__REQUIRED TASK__
Lines containing the string "devices" are to be counted; report the total by itself.

Stored data entries:
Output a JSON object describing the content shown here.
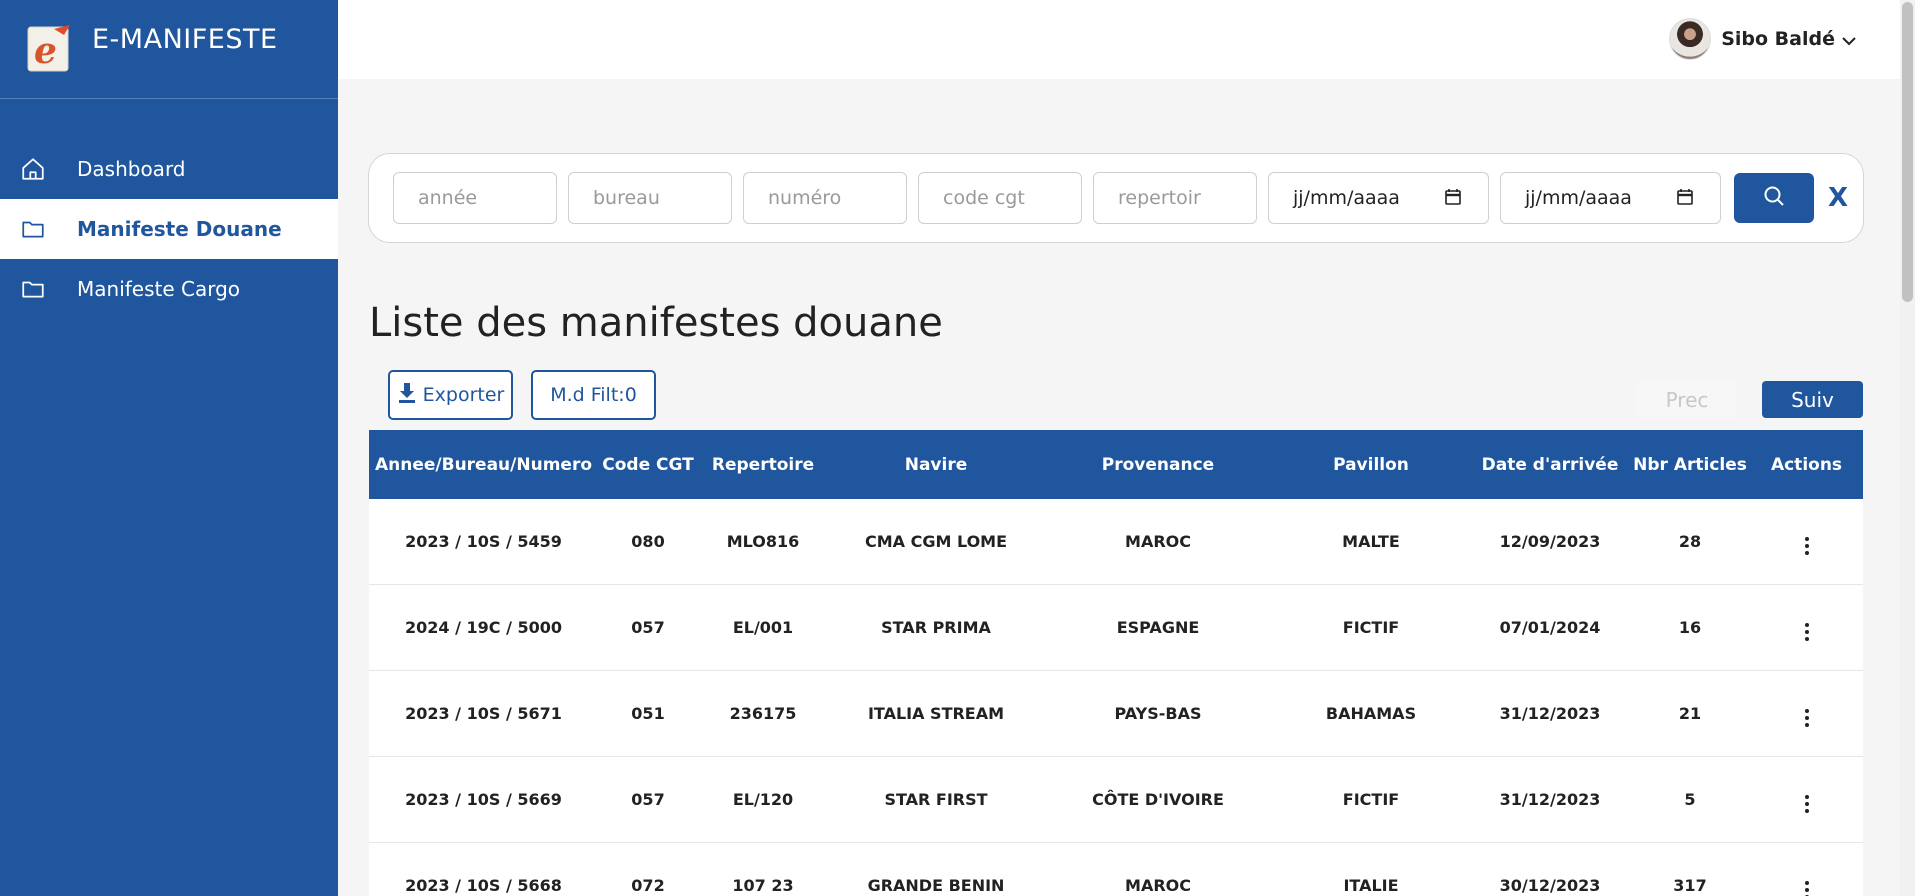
{
  "brand": {
    "title": "E-MANIFESTE",
    "logo_icon": "e-logo-icon"
  },
  "sidebar": {
    "items": [
      {
        "label": "Dashboard",
        "icon": "home-icon",
        "active": false
      },
      {
        "label": "Manifeste Douane",
        "icon": "folder-icon",
        "active": true
      },
      {
        "label": "Manifeste Cargo",
        "icon": "folder-icon",
        "active": false
      }
    ]
  },
  "header": {
    "user_name": "Sibo Baldé"
  },
  "filters": {
    "annee_placeholder": "année",
    "bureau_placeholder": "bureau",
    "numero_placeholder": "numéro",
    "code_cgt_placeholder": "code cgt",
    "repertoir_placeholder": "repertoir",
    "date_from": "jj/mm/aaaa",
    "date_to": "jj/mm/aaaa",
    "clear_label": "X"
  },
  "main": {
    "title": "Liste des manifestes douane",
    "export_label": "Exporter",
    "filter_label": "M.d Filt:0",
    "prev_label": "Prec",
    "next_label": "Suiv"
  },
  "table": {
    "headers": [
      "Annee/Bureau/Numero",
      "Code CGT",
      "Repertoire",
      "Navire",
      "Provenance",
      "Pavillon",
      "Date d'arrivée",
      "Nbr Articles",
      "Actions"
    ],
    "rows": [
      [
        "2023 / 10S / 5459",
        "080",
        "MLO816",
        "CMA CGM LOME",
        "MAROC",
        "MALTE",
        "12/09/2023",
        "28"
      ],
      [
        "2024 / 19C / 5000",
        "057",
        "EL/001",
        "STAR PRIMA",
        "ESPAGNE",
        "FICTIF",
        "07/01/2024",
        "16"
      ],
      [
        "2023 / 10S / 5671",
        "051",
        "236175",
        "ITALIA STREAM",
        "PAYS-BAS",
        "BAHAMAS",
        "31/12/2023",
        "21"
      ],
      [
        "2023 / 10S / 5669",
        "057",
        "EL/120",
        "STAR FIRST",
        "CÔTE D'IVOIRE",
        "FICTIF",
        "31/12/2023",
        "5"
      ],
      [
        "2023 / 10S / 5668",
        "072",
        "107 23",
        "GRANDE BENIN",
        "MAROC",
        "ITALIE",
        "30/12/2023",
        "317"
      ]
    ]
  },
  "colors": {
    "primary": "#1f569e",
    "background": "#f5f5f5"
  }
}
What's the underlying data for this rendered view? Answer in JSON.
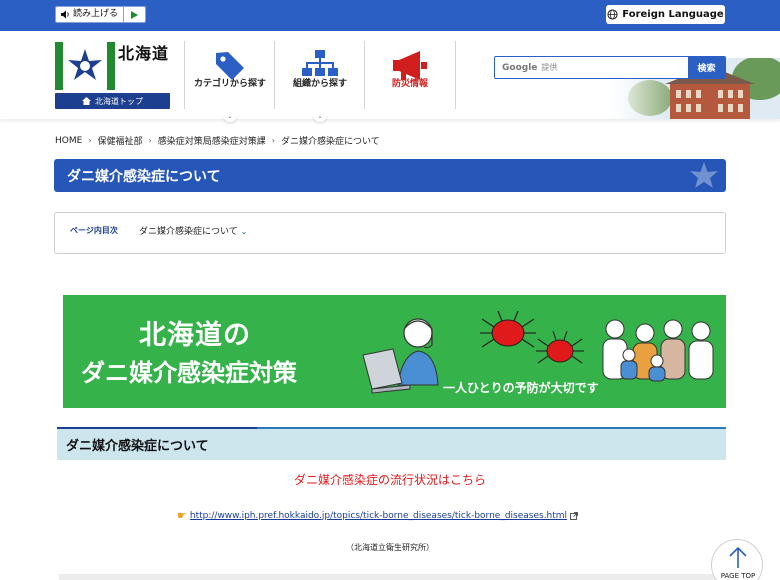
{
  "topbar": {
    "read_aloud_label": "読み上げる",
    "foreign_language_label": "Foreign Language"
  },
  "header": {
    "logo_title": "北海道",
    "logo_top_label": "北海道トップ",
    "nav": [
      {
        "label": "カテゴリから探す",
        "icon": "tag-icon"
      },
      {
        "label": "組織から探す",
        "icon": "org-chart-icon"
      },
      {
        "label": "防災情報",
        "icon": "megaphone-icon"
      }
    ],
    "search": {
      "google_label": "Google",
      "placeholder": "提供",
      "button_label": "検索"
    }
  },
  "breadcrumb": [
    "HOME",
    "保健福祉部",
    "感染症対策局感染症対策課",
    "ダニ媒介感染症について"
  ],
  "page_title": "ダニ媒介感染症について",
  "toc": {
    "label": "ページ内目次",
    "link": "ダニ媒介感染症について"
  },
  "banner": {
    "line1": "北海道の",
    "line2": "ダニ媒介感染症対策",
    "tagline": "一人ひとりの予防が大切です"
  },
  "section": {
    "heading": "ダニ媒介感染症について",
    "trend_text": "ダニ媒介感染症の流行状況はこちら",
    "url": "http://www.iph.pref.hokkaido.jp/topics/tick-borne_diseases/tick-borne_diseases.html",
    "source": "（北海道立衛生研究所）"
  },
  "page_top_label": "PAGE TOP",
  "colors": {
    "brand_blue": "#2b5fc4",
    "title_blue": "#2556b8",
    "banner_green": "#36b24a",
    "alert_red": "#e01a1a"
  }
}
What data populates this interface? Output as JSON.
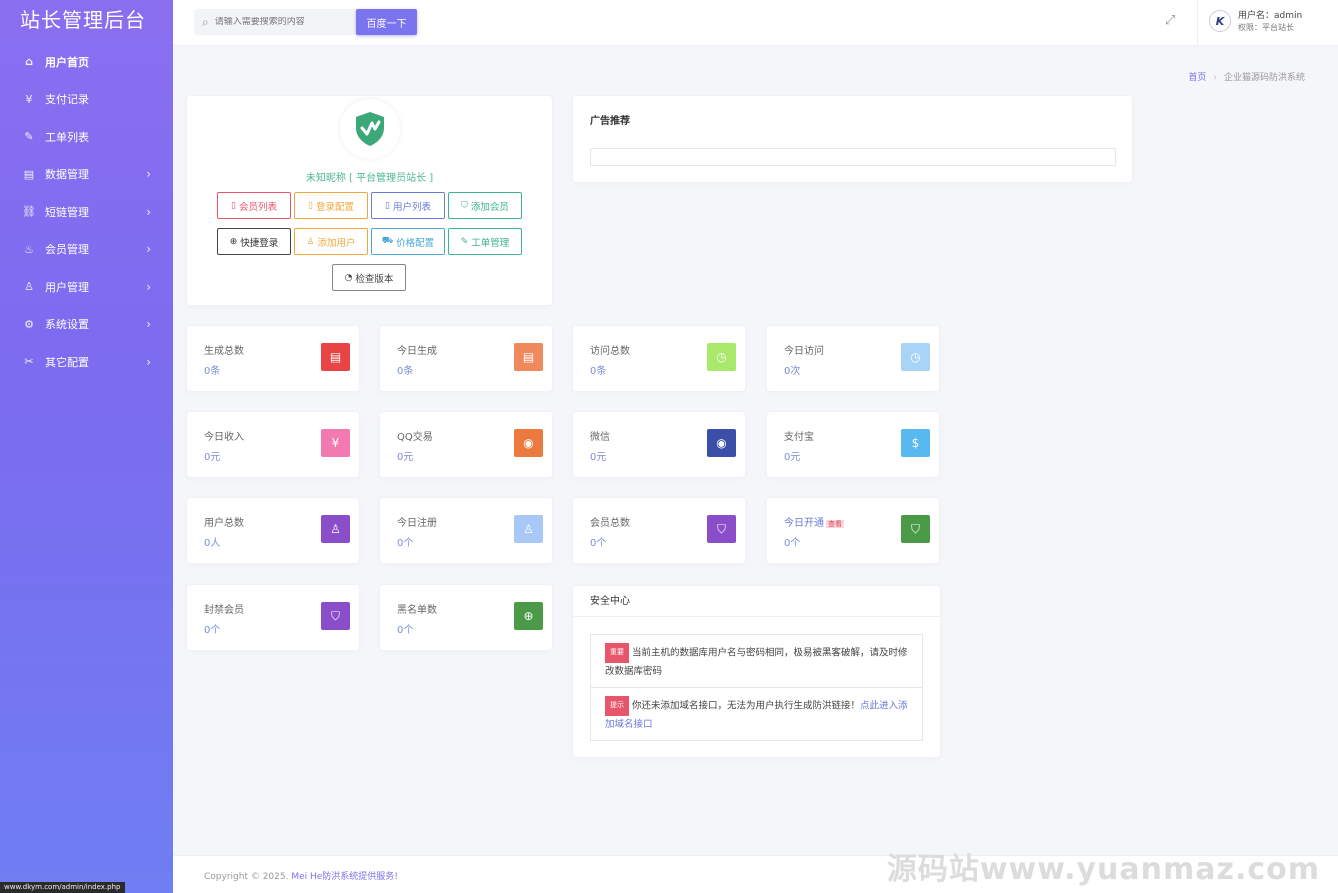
{
  "sidebar": {
    "brand": "站长管理后台",
    "items": [
      {
        "label": "用户首页",
        "icon": "home-icon",
        "glyph": "⌂",
        "chevron": false
      },
      {
        "label": "支付记录",
        "icon": "yen-icon",
        "glyph": "¥",
        "chevron": false
      },
      {
        "label": "工单列表",
        "icon": "ticket-icon",
        "glyph": "✎",
        "chevron": false
      },
      {
        "label": "数据管理",
        "icon": "database-icon",
        "glyph": "▤",
        "chevron": true
      },
      {
        "label": "短链管理",
        "icon": "link-icon",
        "glyph": "⛓",
        "chevron": true
      },
      {
        "label": "会员管理",
        "icon": "fire-icon",
        "glyph": "♨",
        "chevron": true
      },
      {
        "label": "用户管理",
        "icon": "user-icon",
        "glyph": "♙",
        "chevron": true
      },
      {
        "label": "系统设置",
        "icon": "gear-icon",
        "glyph": "⚙",
        "chevron": true
      },
      {
        "label": "其它配置",
        "icon": "tools-icon",
        "glyph": "✂",
        "chevron": true
      }
    ],
    "chevron_glyph": "›"
  },
  "topbar": {
    "search_placeholder": "请输入需要搜索的内容",
    "search_button": "百度一下",
    "username": "用户名：admin",
    "role": "权限：平台站长",
    "avatar_letter": "K"
  },
  "breadcrumb": {
    "home": "首页",
    "sep": "›",
    "current": "企业猫源码防洪系统"
  },
  "profile": {
    "nickname": "未知昵称 [ 平台管理员站长 ]",
    "buttons": [
      {
        "label": "会员列表",
        "glyph": "▯",
        "color": "#e8566c"
      },
      {
        "label": "登录配置",
        "glyph": "▯",
        "color": "#f0a83c"
      },
      {
        "label": "用户列表",
        "glyph": "▯",
        "color": "#6a7ad8"
      },
      {
        "label": "添加会员",
        "glyph": "⛉",
        "color": "#3cb48c"
      },
      {
        "label": "快捷登录",
        "glyph": "⊕",
        "color": "#333333"
      },
      {
        "label": "添加用户",
        "glyph": "♙",
        "color": "#f0a83c"
      },
      {
        "label": "价格配置",
        "glyph": "⛟",
        "color": "#4aa8d8"
      },
      {
        "label": "工单管理",
        "glyph": "✎",
        "color": "#3cb48c"
      }
    ],
    "check_version": "检查版本"
  },
  "ad": {
    "title": "广告推荐"
  },
  "stats": [
    {
      "label": "生成总数",
      "value": "0条",
      "color": "#e84444",
      "glyph": "▤",
      "icon": "document-icon"
    },
    {
      "label": "今日生成",
      "value": "0条",
      "color": "#f08a5d",
      "glyph": "▤",
      "icon": "document-icon"
    },
    {
      "label": "访问总数",
      "value": "0条",
      "color": "#a8e86a",
      "glyph": "◷",
      "icon": "clock-icon"
    },
    {
      "label": "今日访问",
      "value": "0次",
      "color": "#a8d4f8",
      "glyph": "◷",
      "icon": "clock-icon"
    },
    {
      "label": "今日收入",
      "value": "0元",
      "color": "#f27ab0",
      "glyph": "¥",
      "icon": "yen-icon"
    },
    {
      "label": "QQ交易",
      "value": "0元",
      "color": "#ec7a3e",
      "glyph": "◉",
      "icon": "qq-icon"
    },
    {
      "label": "微信",
      "value": "0元",
      "color": "#3b4fa8",
      "glyph": "◉",
      "icon": "wechat-icon"
    },
    {
      "label": "支付宝",
      "value": "0元",
      "color": "#58b8f0",
      "glyph": "$",
      "icon": "alipay-icon"
    },
    {
      "label": "用户总数",
      "value": "0人",
      "color": "#8a4ec8",
      "glyph": "♙",
      "icon": "user-icon"
    },
    {
      "label": "今日注册",
      "value": "0个",
      "color": "#a8c8f8",
      "glyph": "♙",
      "icon": "user-icon"
    },
    {
      "label": "会员总数",
      "value": "0个",
      "color": "#8a4ec8",
      "glyph": "⛉",
      "icon": "shield-icon"
    },
    {
      "label": "今日开通",
      "value": "0个",
      "color": "#4a9a48",
      "glyph": "⛉",
      "icon": "shield-icon",
      "tag": "查看",
      "highlight": true
    },
    {
      "label": "封禁会员",
      "value": "0个",
      "color": "#8a4ec8",
      "glyph": "⛉",
      "icon": "shield-icon"
    },
    {
      "label": "黑名单数",
      "value": "0个",
      "color": "#4a9a48",
      "glyph": "⊕",
      "icon": "globe-icon"
    }
  ],
  "security": {
    "title": "安全中心",
    "alerts": [
      {
        "badge": "重要",
        "text": "当前主机的数据库用户名与密码相同，极易被黑客破解，请及时修改数据库密码",
        "link": ""
      },
      {
        "badge": "提示",
        "text": "你还未添加域名接口，无法为用户执行生成防洪链接！",
        "link": "点此进入添加域名接口"
      }
    ]
  },
  "footer": {
    "prefix": "Copyright © 2025.",
    "highlight": "Mei He防洪系统提供服务!"
  },
  "watermark": "源码站www.yuanmaz.com",
  "statusbar": "www.dkym.com/admin/index.php"
}
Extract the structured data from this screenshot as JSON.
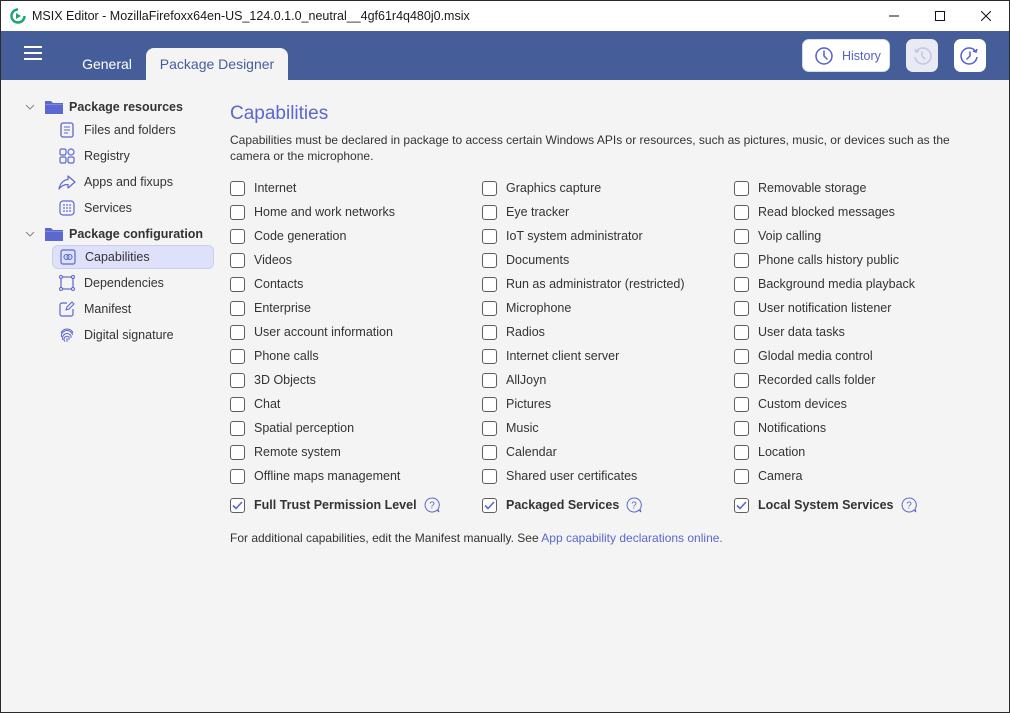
{
  "window": {
    "title": "MSIX Editor - MozillaFirefoxx64en-US_124.0.1.0_neutral__4gf61r4q480j0.msix",
    "app_icon": "msix-editor-logo-icon",
    "controls": {
      "minimize": "minimize-icon",
      "maximize": "maximize-icon",
      "close": "close-icon"
    }
  },
  "header": {
    "menu_icon": "hamburger-menu-icon",
    "tabs": [
      {
        "label": "General",
        "active": false
      },
      {
        "label": "Package Designer",
        "active": true
      }
    ],
    "history_button": {
      "label": "History",
      "icon": "clock-icon"
    },
    "undo_button": {
      "icon": "undo-history-icon",
      "enabled": false
    },
    "redo_button": {
      "icon": "redo-history-icon",
      "enabled": true
    }
  },
  "sidebar": {
    "groups": [
      {
        "label": "Package resources",
        "expanded": true,
        "items": [
          {
            "label": "Files and folders",
            "icon": "document-icon"
          },
          {
            "label": "Registry",
            "icon": "registry-icon"
          },
          {
            "label": "Apps and fixups",
            "icon": "share-arrow-icon"
          },
          {
            "label": "Services",
            "icon": "services-grid-icon"
          }
        ]
      },
      {
        "label": "Package configuration",
        "expanded": true,
        "items": [
          {
            "label": "Capabilities",
            "icon": "capabilities-icon",
            "active": true
          },
          {
            "label": "Dependencies",
            "icon": "dependencies-icon"
          },
          {
            "label": "Manifest",
            "icon": "manifest-edit-icon"
          },
          {
            "label": "Digital signature",
            "icon": "fingerprint-icon"
          }
        ]
      }
    ]
  },
  "main": {
    "title": "Capabilities",
    "description": "Capabilities must be declared in package to access certain Windows APIs or resources, such as pictures, music, or devices such as the camera or the microphone.",
    "columns": [
      [
        {
          "label": "Internet",
          "checked": false
        },
        {
          "label": "Home and work networks",
          "checked": false
        },
        {
          "label": "Code generation",
          "checked": false
        },
        {
          "label": "Videos",
          "checked": false
        },
        {
          "label": "Contacts",
          "checked": false
        },
        {
          "label": "Enterprise",
          "checked": false
        },
        {
          "label": "User account information",
          "checked": false
        },
        {
          "label": "Phone calls",
          "checked": false
        },
        {
          "label": "3D Objects",
          "checked": false
        },
        {
          "label": "Chat",
          "checked": false
        },
        {
          "label": "Spatial perception",
          "checked": false
        },
        {
          "label": "Remote system",
          "checked": false
        },
        {
          "label": "Offline maps management",
          "checked": false
        }
      ],
      [
        {
          "label": "Graphics capture",
          "checked": false
        },
        {
          "label": "Eye tracker",
          "checked": false
        },
        {
          "label": "IoT system administrator",
          "checked": false
        },
        {
          "label": "Documents",
          "checked": false
        },
        {
          "label": "Run as administrator (restricted)",
          "checked": false
        },
        {
          "label": "Microphone",
          "checked": false
        },
        {
          "label": "Radios",
          "checked": false
        },
        {
          "label": "Internet client server",
          "checked": false
        },
        {
          "label": "AllJoyn",
          "checked": false
        },
        {
          "label": "Pictures",
          "checked": false
        },
        {
          "label": "Music",
          "checked": false
        },
        {
          "label": "Calendar",
          "checked": false
        },
        {
          "label": "Shared user certificates",
          "checked": false
        }
      ],
      [
        {
          "label": "Removable storage",
          "checked": false
        },
        {
          "label": "Read blocked messages",
          "checked": false
        },
        {
          "label": "Voip calling",
          "checked": false
        },
        {
          "label": "Phone calls history public",
          "checked": false
        },
        {
          "label": "Background media playback",
          "checked": false
        },
        {
          "label": "User notification listener",
          "checked": false
        },
        {
          "label": "User data tasks",
          "checked": false
        },
        {
          "label": "Glodal media control",
          "checked": false
        },
        {
          "label": "Recorded calls folder",
          "checked": false
        },
        {
          "label": "Custom devices",
          "checked": false
        },
        {
          "label": "Notifications",
          "checked": false
        },
        {
          "label": "Location",
          "checked": false
        },
        {
          "label": "Camera",
          "checked": false
        }
      ]
    ],
    "special": [
      {
        "label": "Full Trust Permission Level",
        "checked": true,
        "help_icon": "help-question-icon"
      },
      {
        "label": "Packaged Services",
        "checked": true,
        "help_icon": "help-question-icon"
      },
      {
        "label": "Local System Services",
        "checked": true,
        "help_icon": "help-question-icon"
      }
    ],
    "footer": {
      "text": "For additional capabilities, edit the Manifest manually. See ",
      "link_text": "App capability declarations online."
    }
  },
  "colors": {
    "header_bg": "#455e9a",
    "accent": "#5a68cf",
    "active_nav_bg": "#dfe1fb",
    "app_icon_green": "#1aa56b",
    "content_bg": "#f4f4f4"
  }
}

__SOLUTION TO THIS EXERCISE__
2